→ Given request
Go through the records and copy each line where the word "perusahaan" occurs.
[START Entries]
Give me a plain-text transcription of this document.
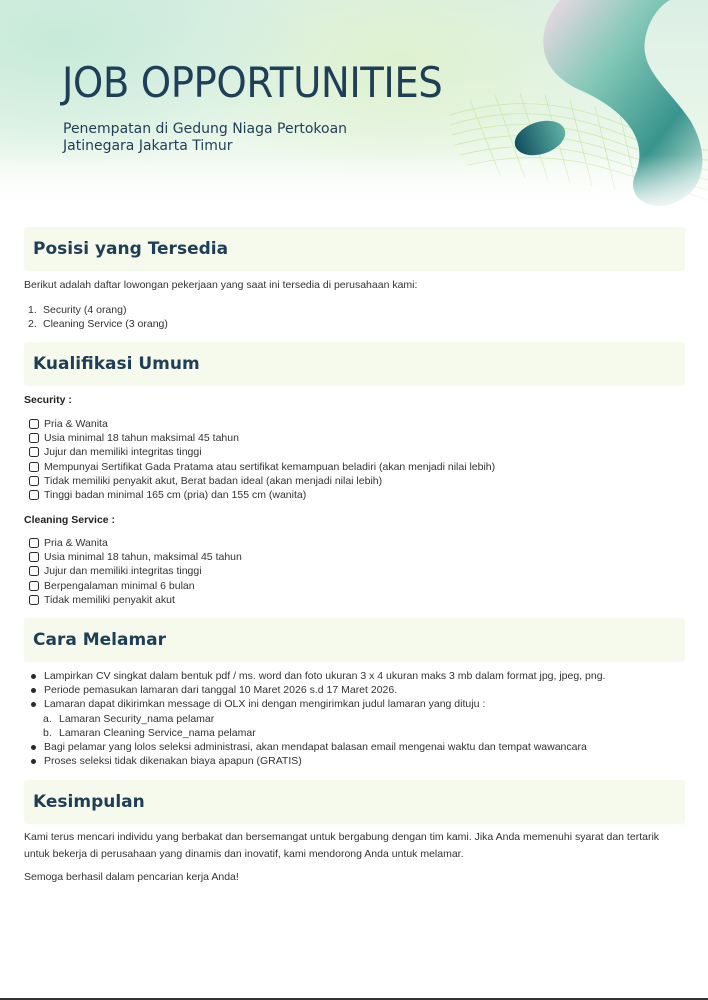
JOB OPPORTUNITIES

Penempatan di Gedung Niaga Pertokoan Jatinegara Jakarta Timur

Posisi yang Tersedia
Berikut adalah daftar lowongan pekerjaan yang saat ini tersedia di perusahaan kami:
1. Security (4 orang)
2. Cleaning Service (3 orang)
Kualifikasi Umum
Security :
Pria & Wanita
Usia minimal 18 tahun maksimal 45 tahun
Jujur dan memiliki integritas tinggi
Mempunyai Sertifikat Gada Pratama atau sertifikat kemampuan beladiri (akan menjadi nilai lebih)
Tidak memiliki penyakit akut, Berat badan ideal (akan menjadi nilai lebih)
Tinggi badan minimal 165 cm (pria) dan 155 cm (wanita)
Cleaning Service :
Pria & Wanita
Usia minimal 18 tahun, maksimal 45 tahun
Jujur dan memiliki integritas tinggi
Berpengalaman minimal 6 bulan
Tidak memiliki penyakit akut
Cara Melamar
Lampirkan CV singkat dalam bentuk pdf / ms. word dan foto ukuran 3 x 4 ukuran maks 3 mb dalam format jpg, jpeg, png.
Periode pemasukan lamaran dari tanggal 10 Maret 2026 s.d 17 Maret 2026.
Lamaran dapat dikirimkan message di OLX ini dengan mengirimkan judul lamaran yang dituju :
a. Lamaran Security_nama pelamar
b. Lamaran Cleaning Service_nama pelamar
Bagi pelamar yang lolos seleksi administrasi, akan mendapat balasan email mengenai waktu dan tempat wawancara
Proses seleksi tidak dikenakan biaya apapun (GRATIS)
Kesimpulan

Kami terus mencari individu yang berbakat dan bersemangat untuk bergabung dengan tim kami. Jika Anda memenuhi syarat dan tertarik untuk bekerja di perusahaan yang dinamis dan inovatif, kami mendorong Anda untuk melamar.

Semoga berhasil dalam pencarian kerja Anda!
[END Entries]
→ Output for this exercise
Berikut adalah daftar lowongan pekerjaan yang saat ini tersedia di perusahaan kami:
Kami terus mencari individu yang berbakat dan bersemangat untuk bergabung dengan tim kami. Jika Anda memenuhi syarat dan tertarik untuk bekerja di perusahaan yang dinamis dan inovatif, kami mendorong Anda untuk melamar.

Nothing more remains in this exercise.